* START MATERIAL PROVIDED *

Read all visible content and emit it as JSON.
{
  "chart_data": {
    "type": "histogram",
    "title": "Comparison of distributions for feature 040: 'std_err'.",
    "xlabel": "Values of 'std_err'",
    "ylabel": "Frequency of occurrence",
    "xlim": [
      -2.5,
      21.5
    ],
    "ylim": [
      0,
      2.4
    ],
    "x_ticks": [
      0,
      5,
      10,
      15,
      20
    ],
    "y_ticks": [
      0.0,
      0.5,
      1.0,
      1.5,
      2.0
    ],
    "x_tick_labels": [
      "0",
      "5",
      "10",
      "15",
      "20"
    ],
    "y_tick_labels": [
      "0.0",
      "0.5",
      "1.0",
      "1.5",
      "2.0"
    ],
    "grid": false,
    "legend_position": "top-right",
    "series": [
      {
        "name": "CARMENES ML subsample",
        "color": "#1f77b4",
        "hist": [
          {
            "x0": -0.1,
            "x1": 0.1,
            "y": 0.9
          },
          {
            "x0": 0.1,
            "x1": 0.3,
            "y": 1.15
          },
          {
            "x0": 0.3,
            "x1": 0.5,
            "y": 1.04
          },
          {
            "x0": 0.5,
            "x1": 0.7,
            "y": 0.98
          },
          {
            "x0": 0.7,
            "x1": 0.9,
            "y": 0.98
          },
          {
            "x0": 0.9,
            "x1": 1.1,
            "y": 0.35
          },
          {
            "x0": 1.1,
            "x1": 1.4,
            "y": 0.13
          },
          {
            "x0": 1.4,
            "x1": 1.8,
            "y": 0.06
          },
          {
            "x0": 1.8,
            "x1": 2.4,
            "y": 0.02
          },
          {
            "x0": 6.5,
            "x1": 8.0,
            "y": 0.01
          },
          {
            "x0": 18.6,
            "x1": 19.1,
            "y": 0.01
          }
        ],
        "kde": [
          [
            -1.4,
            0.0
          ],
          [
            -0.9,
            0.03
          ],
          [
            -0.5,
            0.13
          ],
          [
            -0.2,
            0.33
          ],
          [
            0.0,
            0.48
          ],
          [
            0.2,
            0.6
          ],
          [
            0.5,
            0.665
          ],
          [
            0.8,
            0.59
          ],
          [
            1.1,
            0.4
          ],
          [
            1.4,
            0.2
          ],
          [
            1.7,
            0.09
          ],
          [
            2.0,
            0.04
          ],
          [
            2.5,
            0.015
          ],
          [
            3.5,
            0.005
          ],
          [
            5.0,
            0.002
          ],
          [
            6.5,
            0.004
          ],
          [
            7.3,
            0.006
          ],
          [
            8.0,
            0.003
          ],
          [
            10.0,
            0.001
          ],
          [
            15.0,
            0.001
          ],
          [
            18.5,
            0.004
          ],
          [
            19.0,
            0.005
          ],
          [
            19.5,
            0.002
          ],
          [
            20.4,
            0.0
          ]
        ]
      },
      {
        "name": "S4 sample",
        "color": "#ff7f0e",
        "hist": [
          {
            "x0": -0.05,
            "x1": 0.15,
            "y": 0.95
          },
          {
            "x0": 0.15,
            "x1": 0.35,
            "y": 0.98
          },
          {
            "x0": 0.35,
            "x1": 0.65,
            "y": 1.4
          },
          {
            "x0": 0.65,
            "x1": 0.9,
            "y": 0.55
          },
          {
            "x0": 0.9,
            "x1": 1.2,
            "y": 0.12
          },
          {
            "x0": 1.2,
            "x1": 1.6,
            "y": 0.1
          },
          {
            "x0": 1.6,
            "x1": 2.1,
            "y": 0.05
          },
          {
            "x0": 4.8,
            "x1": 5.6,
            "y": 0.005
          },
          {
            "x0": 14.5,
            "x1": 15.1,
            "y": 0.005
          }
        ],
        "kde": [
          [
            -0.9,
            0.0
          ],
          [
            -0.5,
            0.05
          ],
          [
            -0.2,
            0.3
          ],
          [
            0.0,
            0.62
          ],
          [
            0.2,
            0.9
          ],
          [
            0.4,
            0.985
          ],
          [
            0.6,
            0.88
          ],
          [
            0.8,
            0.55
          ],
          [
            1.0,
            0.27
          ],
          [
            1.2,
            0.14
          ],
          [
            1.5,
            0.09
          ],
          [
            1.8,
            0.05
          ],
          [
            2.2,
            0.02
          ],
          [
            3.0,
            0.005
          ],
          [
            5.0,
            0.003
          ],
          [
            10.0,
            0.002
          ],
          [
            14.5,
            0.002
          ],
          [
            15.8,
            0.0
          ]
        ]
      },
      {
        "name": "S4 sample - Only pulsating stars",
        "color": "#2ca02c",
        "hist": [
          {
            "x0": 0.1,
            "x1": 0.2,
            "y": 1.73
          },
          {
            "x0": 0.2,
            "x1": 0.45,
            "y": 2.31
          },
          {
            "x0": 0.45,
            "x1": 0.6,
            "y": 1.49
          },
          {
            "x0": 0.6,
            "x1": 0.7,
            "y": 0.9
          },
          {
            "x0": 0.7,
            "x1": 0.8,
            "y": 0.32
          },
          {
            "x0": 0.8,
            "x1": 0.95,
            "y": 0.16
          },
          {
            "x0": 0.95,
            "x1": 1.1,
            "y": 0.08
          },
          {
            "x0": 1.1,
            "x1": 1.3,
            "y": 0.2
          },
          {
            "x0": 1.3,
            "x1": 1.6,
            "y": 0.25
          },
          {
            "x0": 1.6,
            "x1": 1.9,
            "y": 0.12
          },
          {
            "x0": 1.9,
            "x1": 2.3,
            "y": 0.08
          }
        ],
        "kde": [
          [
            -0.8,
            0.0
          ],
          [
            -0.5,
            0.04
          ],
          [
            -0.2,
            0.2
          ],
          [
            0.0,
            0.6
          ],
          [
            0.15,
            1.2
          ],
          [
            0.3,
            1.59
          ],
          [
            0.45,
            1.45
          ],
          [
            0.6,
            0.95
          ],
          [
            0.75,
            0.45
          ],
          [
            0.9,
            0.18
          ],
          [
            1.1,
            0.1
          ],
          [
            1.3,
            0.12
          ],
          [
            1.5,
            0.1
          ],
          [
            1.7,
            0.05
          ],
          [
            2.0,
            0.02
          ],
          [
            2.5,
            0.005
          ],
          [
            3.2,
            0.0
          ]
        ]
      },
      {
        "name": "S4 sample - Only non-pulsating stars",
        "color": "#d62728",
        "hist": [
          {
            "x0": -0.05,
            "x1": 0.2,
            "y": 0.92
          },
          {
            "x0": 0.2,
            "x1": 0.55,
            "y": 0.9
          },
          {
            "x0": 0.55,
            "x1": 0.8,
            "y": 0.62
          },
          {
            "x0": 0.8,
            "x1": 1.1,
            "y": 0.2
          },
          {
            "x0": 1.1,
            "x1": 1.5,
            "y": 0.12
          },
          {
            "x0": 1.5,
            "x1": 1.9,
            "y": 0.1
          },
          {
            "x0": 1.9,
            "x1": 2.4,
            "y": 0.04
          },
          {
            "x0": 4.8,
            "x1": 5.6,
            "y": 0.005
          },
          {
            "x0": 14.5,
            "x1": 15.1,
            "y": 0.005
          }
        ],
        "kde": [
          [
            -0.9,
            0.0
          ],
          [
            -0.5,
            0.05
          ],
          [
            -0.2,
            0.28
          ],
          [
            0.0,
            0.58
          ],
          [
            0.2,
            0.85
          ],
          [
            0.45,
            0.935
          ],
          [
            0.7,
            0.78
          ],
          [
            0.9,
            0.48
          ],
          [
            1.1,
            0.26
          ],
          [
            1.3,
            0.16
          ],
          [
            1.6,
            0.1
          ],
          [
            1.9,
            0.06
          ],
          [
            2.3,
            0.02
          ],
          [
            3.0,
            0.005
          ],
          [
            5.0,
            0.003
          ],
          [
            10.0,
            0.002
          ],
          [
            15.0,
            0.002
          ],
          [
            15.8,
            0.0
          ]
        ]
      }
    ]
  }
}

* END MATERIAL PROVIDED *

_WHAT IS BEING ASKED_
Read the entries above, then pull out the lines that include "name".

_OUTPUT OF THE TASK_
        "name": "CARMENES ML subsample",
        "name": "S4 sample",
        "name": "S4 sample - Only pulsating stars",
        "name": "S4 sample - Only non-pulsating stars",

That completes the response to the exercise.